▶ **Request**: Reproduce all entries precisely as they are written.

▶ **Given data**:
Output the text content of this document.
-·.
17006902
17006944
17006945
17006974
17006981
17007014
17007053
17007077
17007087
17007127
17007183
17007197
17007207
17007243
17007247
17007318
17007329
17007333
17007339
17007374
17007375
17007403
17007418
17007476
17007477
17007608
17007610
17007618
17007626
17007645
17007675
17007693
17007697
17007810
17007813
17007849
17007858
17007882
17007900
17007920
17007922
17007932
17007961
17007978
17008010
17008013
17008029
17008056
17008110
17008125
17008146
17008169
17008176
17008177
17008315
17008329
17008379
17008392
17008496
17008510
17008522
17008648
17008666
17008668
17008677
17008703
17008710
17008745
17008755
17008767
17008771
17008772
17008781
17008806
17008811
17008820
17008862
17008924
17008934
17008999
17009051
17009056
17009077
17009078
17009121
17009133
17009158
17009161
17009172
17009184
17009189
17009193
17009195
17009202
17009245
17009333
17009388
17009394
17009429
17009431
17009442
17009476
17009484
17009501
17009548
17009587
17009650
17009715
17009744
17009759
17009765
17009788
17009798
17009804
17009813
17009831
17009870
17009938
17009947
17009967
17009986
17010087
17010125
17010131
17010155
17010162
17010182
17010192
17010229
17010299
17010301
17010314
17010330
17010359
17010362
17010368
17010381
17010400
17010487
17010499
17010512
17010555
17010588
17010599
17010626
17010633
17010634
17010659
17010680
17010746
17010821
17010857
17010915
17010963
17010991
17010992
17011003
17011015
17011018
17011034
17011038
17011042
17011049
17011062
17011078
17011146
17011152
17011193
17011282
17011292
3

▶ **Written response**:
Output the text content of this document.
-·.
17006902
17006944
17006945
17006974
17006981
17007014
17007053
17007077
17007087
17007127
17007183
17007197
17007207
17007243
17007247
17007318
17007329
17007333
17007339
17007374
17007375
17007403
17007418
17007476
17007477
17007608
17007610
17007618
17007626
17007645
17007675
17007693
17007697
17007810
17007813
17007849
17007858
17007882
17007900
17007920
17007922
17007932
17007961
17007978
17008010
17008013
17008029
17008056
17008110
17008125
17008146
17008169
17008176
17008177
17008315
17008329
17008379
17008392
17008496
17008510
17008522
17008648
17008666
17008668
17008677
17008703
17008710
17008745
17008755
17008767
17008771
17008772
17008781
17008806
17008811
17008820
17008862
17008924
17008934
17008999
17009051
17009056
17009077
17009078
17009121
17009133
17009158
17009161
17009172
17009184
17009189
17009193
17009195
17009202
17009245
17009333
17009388
17009394
17009429
17009431
17009442
17009476
17009484
17009501
17009548
17009587
17009650
17009715
17009744
17009759
17009765
17009788
17009798
17009804
17009813
17009831
17009870
17009938
17009947
17009967
17009986
17010087
17010125
17010131
17010155
17010162
17010182
17010192
17010229
17010299
17010301
17010314
17010330
17010359
17010362
17010368
17010381
17010400
17010487
17010499
17010512
17010555
17010588
17010599
17010626
17010633
17010634
17010659
17010680
17010746
17010821
17010857
17010915
17010963
17010991
17010992
17011003
17011015
17011018
17011034
17011038
17011042
17011049
17011062
17011078
17011146
17011152
17011193
17011282
17011292
3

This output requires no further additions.